What this task involves –
Locate all lines in the data below that hold "start" and show them.

Records shown –
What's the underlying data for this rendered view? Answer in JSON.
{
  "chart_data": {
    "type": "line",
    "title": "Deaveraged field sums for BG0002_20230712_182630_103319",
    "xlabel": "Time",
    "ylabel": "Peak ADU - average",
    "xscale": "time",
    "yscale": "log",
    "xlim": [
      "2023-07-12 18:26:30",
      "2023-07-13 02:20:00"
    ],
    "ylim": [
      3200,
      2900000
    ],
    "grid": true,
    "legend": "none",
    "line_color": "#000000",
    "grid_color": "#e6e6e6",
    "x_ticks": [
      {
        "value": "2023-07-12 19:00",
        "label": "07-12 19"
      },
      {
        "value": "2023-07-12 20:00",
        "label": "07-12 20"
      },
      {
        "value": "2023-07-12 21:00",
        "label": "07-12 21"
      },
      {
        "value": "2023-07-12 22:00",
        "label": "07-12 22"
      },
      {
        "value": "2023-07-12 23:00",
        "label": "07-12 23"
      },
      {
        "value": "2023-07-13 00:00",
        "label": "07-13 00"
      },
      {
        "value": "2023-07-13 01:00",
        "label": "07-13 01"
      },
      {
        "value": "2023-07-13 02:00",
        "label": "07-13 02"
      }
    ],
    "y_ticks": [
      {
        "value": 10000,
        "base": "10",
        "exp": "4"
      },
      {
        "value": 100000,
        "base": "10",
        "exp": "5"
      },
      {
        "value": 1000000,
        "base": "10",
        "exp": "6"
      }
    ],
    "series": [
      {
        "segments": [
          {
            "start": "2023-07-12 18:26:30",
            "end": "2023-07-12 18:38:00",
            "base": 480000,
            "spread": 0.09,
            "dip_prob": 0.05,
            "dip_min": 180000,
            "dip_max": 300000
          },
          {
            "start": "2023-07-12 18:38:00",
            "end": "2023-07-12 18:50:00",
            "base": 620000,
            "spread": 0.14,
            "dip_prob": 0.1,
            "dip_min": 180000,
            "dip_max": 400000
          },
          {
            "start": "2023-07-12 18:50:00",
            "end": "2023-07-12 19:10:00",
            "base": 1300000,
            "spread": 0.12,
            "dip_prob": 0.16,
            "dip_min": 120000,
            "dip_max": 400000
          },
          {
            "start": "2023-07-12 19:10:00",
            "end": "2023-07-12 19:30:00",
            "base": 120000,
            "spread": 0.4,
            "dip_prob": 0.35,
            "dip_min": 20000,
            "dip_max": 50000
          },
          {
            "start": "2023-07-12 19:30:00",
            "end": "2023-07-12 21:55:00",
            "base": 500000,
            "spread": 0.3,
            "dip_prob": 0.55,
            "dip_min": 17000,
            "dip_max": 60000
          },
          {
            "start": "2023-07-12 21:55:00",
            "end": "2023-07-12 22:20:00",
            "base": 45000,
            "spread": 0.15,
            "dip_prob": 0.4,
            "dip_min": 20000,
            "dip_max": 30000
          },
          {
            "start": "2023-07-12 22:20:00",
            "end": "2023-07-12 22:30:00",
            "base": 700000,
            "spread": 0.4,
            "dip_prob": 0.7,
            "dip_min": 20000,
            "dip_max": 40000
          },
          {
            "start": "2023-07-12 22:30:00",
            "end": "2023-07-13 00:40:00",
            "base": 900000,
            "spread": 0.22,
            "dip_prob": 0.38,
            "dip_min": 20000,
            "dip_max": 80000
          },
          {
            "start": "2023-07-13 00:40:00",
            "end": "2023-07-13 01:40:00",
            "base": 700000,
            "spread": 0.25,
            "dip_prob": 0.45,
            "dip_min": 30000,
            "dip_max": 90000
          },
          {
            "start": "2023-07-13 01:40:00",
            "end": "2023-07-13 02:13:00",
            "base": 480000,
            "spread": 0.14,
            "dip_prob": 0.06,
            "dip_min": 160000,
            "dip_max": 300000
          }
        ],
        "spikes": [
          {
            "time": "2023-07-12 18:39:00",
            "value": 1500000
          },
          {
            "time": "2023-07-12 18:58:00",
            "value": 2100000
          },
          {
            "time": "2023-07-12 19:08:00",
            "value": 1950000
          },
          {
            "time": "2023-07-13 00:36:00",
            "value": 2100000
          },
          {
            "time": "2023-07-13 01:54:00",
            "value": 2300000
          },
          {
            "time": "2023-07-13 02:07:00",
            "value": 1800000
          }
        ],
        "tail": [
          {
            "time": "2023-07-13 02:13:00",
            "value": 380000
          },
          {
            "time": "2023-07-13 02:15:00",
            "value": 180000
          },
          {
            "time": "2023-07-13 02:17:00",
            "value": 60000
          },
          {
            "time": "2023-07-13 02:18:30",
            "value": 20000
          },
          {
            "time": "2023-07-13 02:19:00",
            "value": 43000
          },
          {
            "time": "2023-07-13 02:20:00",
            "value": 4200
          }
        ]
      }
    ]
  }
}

Result –
            "start": "2023-07-12 18:26:30",
            "start": "2023-07-12 18:38:00",
            "start": "2023-07-12 18:50:00",
            "start": "2023-07-12 19:10:00",
            "start": "2023-07-12 19:30:00",
            "start": "2023-07-12 21:55:00",
            "start": "2023-07-12 22:20:00",
            "start": "2023-07-12 22:30:00",
            "start": "2023-07-13 00:40:00",
            "start": "2023-07-13 01:40:00",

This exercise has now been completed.